The listing must be reproduced in full, exactly as it stands.

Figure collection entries
==============================
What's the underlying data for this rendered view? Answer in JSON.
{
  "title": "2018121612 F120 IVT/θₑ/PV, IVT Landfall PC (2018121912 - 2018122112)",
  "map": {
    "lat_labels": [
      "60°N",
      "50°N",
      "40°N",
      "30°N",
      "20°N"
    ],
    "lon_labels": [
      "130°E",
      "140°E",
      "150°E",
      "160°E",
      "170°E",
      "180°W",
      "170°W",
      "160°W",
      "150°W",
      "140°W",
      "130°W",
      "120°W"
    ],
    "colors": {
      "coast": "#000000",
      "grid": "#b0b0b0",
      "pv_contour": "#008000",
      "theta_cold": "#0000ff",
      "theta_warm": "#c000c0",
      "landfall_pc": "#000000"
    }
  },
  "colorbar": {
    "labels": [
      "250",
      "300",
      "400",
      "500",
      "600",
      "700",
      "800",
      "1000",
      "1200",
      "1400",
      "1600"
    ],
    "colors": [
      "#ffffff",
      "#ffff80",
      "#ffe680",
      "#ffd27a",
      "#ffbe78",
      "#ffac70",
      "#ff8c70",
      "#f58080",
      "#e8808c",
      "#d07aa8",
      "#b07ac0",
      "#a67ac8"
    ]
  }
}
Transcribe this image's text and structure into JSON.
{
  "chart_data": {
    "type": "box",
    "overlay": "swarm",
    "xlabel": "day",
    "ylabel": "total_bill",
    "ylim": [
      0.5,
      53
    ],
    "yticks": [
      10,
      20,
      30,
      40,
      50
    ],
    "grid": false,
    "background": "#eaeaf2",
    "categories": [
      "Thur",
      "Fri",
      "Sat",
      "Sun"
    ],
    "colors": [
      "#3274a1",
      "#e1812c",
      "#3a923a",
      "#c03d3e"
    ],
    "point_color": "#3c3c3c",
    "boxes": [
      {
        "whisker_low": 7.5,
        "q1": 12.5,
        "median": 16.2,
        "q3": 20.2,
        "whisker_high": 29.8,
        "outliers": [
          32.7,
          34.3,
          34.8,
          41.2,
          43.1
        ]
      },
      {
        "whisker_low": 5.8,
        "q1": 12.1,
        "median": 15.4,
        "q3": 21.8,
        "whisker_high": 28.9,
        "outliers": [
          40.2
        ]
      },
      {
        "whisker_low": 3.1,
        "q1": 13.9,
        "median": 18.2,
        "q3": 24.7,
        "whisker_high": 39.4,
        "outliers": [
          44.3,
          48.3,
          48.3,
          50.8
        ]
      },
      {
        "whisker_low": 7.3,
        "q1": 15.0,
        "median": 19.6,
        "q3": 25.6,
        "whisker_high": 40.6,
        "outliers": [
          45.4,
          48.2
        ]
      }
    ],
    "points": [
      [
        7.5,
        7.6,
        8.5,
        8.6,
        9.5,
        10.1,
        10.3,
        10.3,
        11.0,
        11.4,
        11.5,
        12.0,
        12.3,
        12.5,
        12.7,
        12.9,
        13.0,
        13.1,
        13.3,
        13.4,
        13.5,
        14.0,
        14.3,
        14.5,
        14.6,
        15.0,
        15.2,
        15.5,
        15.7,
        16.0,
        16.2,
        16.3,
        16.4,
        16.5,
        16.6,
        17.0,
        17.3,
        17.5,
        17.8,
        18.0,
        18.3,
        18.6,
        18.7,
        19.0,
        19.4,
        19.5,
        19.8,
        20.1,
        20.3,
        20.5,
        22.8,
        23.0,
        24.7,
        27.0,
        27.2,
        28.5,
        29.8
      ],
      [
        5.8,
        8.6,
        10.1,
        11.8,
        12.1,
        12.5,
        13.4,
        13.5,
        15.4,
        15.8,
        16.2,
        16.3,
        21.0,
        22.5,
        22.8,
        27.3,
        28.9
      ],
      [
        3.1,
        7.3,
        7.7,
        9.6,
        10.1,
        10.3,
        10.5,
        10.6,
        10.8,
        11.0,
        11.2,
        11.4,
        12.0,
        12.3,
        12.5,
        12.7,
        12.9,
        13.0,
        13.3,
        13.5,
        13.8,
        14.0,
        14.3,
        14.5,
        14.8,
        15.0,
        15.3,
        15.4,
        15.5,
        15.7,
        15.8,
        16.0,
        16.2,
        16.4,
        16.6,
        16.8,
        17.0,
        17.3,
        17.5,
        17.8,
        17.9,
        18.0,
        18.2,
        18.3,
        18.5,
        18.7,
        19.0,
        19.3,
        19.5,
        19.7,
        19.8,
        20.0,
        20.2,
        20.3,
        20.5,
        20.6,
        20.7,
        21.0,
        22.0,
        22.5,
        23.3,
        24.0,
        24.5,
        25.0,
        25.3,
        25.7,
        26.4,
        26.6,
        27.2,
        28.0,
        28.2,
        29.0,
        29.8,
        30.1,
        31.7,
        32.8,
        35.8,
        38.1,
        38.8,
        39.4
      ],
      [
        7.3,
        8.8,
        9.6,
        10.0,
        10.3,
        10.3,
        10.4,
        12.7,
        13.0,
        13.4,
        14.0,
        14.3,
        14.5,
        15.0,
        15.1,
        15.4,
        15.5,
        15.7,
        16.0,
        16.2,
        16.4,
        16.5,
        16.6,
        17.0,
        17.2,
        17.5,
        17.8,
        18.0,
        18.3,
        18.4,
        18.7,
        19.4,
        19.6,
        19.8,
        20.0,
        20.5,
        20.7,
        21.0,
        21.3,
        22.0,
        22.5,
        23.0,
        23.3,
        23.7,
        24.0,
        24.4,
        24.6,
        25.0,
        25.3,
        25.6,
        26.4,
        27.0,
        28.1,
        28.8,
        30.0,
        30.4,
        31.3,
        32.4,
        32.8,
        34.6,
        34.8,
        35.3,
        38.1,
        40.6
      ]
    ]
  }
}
==============================
■ **Task answer**:
What's the underlying data for this rendered view? Answer in JSON.
{
  "title": "2018121612 F120 IVT/θₑ/PV, IVT Landfall PC (2018121912 - 2018122112)",
  "map": {
    "lat_labels": [
      "60°N",
      "50°N",
      "40°N",
      "30°N",
      "20°N"
    ],
    "lon_labels": [
      "130°E",
      "140°E",
      "150°E",
      "160°E",
      "170°E",
      "180°W",
      "170°W",
      "160°W",
      "150°W",
      "140°W",
      "130°W",
      "120°W"
    ],
    "colors": {
      "coast": "#000000",
      "grid": "#b0b0b0",
      "pv_contour": "#008000",
      "theta_cold": "#0000ff",
      "theta_warm": "#c000c0",
      "landfall_pc": "#000000"
    }
  },
  "colorbar": {
    "labels": [
      "250",
      "300",
      "400",
      "500",
      "600",
      "700",
      "800",
      "1000",
      "1200",
      "1400",
      "1600"
    ],
    "colors": [
      "#ffffff",
      "#ffff80",
      "#ffe680",
      "#ffd27a",
      "#ffbe78",
      "#ffac70",
      "#ff8c70",
      "#f58080",
      "#e8808c",
      "#d07aa8",
      "#b07ac0",
      "#a67ac8"
    ]
  }
}
Transcribe this image's text and structure into JSON.
{
  "chart_data": {
    "type": "box",
    "overlay": "swarm",
    "xlabel": "day",
    "ylabel": "total_bill",
    "ylim": [
      0.5,
      53
    ],
    "yticks": [
      10,
      20,
      30,
      40,
      50
    ],
    "grid": false,
    "background": "#eaeaf2",
    "categories": [
      "Thur",
      "Fri",
      "Sat",
      "Sun"
    ],
    "colors": [
      "#3274a1",
      "#e1812c",
      "#3a923a",
      "#c03d3e"
    ],
    "point_color": "#3c3c3c",
    "boxes": [
      {
        "whisker_low": 7.5,
        "q1": 12.5,
        "median": 16.2,
        "q3": 20.2,
        "whisker_high": 29.8,
        "outliers": [
          32.7,
          34.3,
          34.8,
          41.2,
          43.1
        ]
      },
      {
        "whisker_low": 5.8,
        "q1": 12.1,
        "median": 15.4,
        "q3": 21.8,
        "whisker_high": 28.9,
        "outliers": [
          40.2
        ]
      },
      {
        "whisker_low": 3.1,
        "q1": 13.9,
        "median": 18.2,
        "q3": 24.7,
        "whisker_high": 39.4,
        "outliers": [
          44.3,
          48.3,
          48.3,
          50.8
        ]
      },
      {
        "whisker_low": 7.3,
        "q1": 15.0,
        "median": 19.6,
        "q3": 25.6,
        "whisker_high": 40.6,
        "outliers": [
          45.4,
          48.2
        ]
      }
    ],
    "points": [
      [
        7.5,
        7.6,
        8.5,
        8.6,
        9.5,
        10.1,
        10.3,
        10.3,
        11.0,
        11.4,
        11.5,
        12.0,
        12.3,
        12.5,
        12.7,
        12.9,
        13.0,
        13.1,
        13.3,
        13.4,
        13.5,
        14.0,
        14.3,
        14.5,
        14.6,
        15.0,
        15.2,
        15.5,
        15.7,
        16.0,
        16.2,
        16.3,
        16.4,
        16.5,
        16.6,
        17.0,
        17.3,
        17.5,
        17.8,
        18.0,
        18.3,
        18.6,
        18.7,
        19.0,
        19.4,
        19.5,
        19.8,
        20.1,
        20.3,
        20.5,
        22.8,
        23.0,
        24.7,
        27.0,
        27.2,
        28.5,
        29.8
      ],
      [
        5.8,
        8.6,
        10.1,
        11.8,
        12.1,
        12.5,
        13.4,
        13.5,
        15.4,
        15.8,
        16.2,
        16.3,
        21.0,
        22.5,
        22.8,
        27.3,
        28.9
      ],
      [
        3.1,
        7.3,
        7.7,
        9.6,
        10.1,
        10.3,
        10.5,
        10.6,
        10.8,
        11.0,
        11.2,
        11.4,
        12.0,
        12.3,
        12.5,
        12.7,
        12.9,
        13.0,
        13.3,
        13.5,
        13.8,
        14.0,
        14.3,
        14.5,
        14.8,
        15.0,
        15.3,
        15.4,
        15.5,
        15.7,
        15.8,
        16.0,
        16.2,
        16.4,
        16.6,
        16.8,
        17.0,
        17.3,
        17.5,
        17.8,
        17.9,
        18.0,
        18.2,
        18.3,
        18.5,
        18.7,
        19.0,
        19.3,
        19.5,
        19.7,
        19.8,
        20.0,
        20.2,
        20.3,
        20.5,
        20.6,
        20.7,
        21.0,
        22.0,
        22.5,
        23.3,
        24.0,
        24.5,
        25.0,
        25.3,
        25.7,
        26.4,
        26.6,
        27.2,
        28.0,
        28.2,
        29.0,
        29.8,
        30.1,
        31.7,
        32.8,
        35.8,
        38.1,
        38.8,
        39.4
      ],
      [
        7.3,
        8.8,
        9.6,
        10.0,
        10.3,
        10.3,
        10.4,
        12.7,
        13.0,
        13.4,
        14.0,
        14.3,
        14.5,
        15.0,
        15.1,
        15.4,
        15.5,
        15.7,
        16.0,
        16.2,
        16.4,
        16.5,
        16.6,
        17.0,
        17.2,
        17.5,
        17.8,
        18.0,
        18.3,
        18.4,
        18.7,
        19.4,
        19.6,
        19.8,
        20.0,
        20.5,
        20.7,
        21.0,
        21.3,
        22.0,
        22.5,
        23.0,
        23.3,
        23.7,
        24.0,
        24.4,
        24.6,
        25.0,
        25.3,
        25.6,
        26.4,
        27.0,
        28.1,
        28.8,
        30.0,
        30.4,
        31.3,
        32.4,
        32.8,
        34.6,
        34.8,
        35.3,
        38.1,
        40.6
      ]
    ]
  }
}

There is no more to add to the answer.